WHAT THE EXERCISE ASKS: Quote the whole listing word for word, please.

Dataset items
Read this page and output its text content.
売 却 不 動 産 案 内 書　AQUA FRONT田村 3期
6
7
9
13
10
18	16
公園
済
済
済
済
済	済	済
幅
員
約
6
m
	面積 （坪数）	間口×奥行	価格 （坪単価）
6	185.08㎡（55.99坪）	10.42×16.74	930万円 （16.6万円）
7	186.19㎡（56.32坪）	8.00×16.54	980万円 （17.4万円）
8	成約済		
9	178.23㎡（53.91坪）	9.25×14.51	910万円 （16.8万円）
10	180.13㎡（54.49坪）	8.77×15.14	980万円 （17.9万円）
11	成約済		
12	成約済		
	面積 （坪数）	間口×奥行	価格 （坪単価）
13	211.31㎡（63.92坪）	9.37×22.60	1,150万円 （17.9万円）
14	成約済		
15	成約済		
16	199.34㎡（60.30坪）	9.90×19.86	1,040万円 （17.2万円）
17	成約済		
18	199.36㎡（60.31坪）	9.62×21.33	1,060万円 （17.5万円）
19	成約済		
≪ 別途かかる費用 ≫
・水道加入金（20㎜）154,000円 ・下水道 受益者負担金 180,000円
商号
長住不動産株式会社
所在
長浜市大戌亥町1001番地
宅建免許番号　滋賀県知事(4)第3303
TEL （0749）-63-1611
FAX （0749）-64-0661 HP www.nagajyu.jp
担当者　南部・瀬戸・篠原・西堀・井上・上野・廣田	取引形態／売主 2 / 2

ANSWER TO THIS TASK:
Read this page and output its text content.
売 却 不 動 産 案 内 書　AQUA FRONT田村 3期
6
7
9
13
10
18	16
公園
済
済
済
済
済	済	済
幅
員
約
6
m
	面積 （坪数）	間口×奥行	価格 （坪単価）
6	185.08㎡（55.99坪）	10.42×16.74	930万円 （16.6万円）
7	186.19㎡（56.32坪）	8.00×16.54	980万円 （17.4万円）
8	成約済		
9	178.23㎡（53.91坪）	9.25×14.51	910万円 （16.8万円）
10	180.13㎡（54.49坪）	8.77×15.14	980万円 （17.9万円）
11	成約済		
12	成約済		
	面積 （坪数）	間口×奥行	価格 （坪単価）
13	211.31㎡（63.92坪）	9.37×22.60	1,150万円 （17.9万円）
14	成約済		
15	成約済		
16	199.34㎡（60.30坪）	9.90×19.86	1,040万円 （17.2万円）
17	成約済		
18	199.36㎡（60.31坪）	9.62×21.33	1,060万円 （17.5万円）
19	成約済		
≪ 別途かかる費用 ≫
・水道加入金（20㎜）154,000円 ・下水道 受益者負担金 180,000円
商号
長住不動産株式会社
所在
長浜市大戌亥町1001番地
宅建免許番号　滋賀県知事(4)第3303
TEL （0749）-63-1611
FAX （0749）-64-0661 HP www.nagajyu.jp
担当者　南部・瀬戸・篠原・西堀・井上・上野・廣田	取引形態／売主 2 / 2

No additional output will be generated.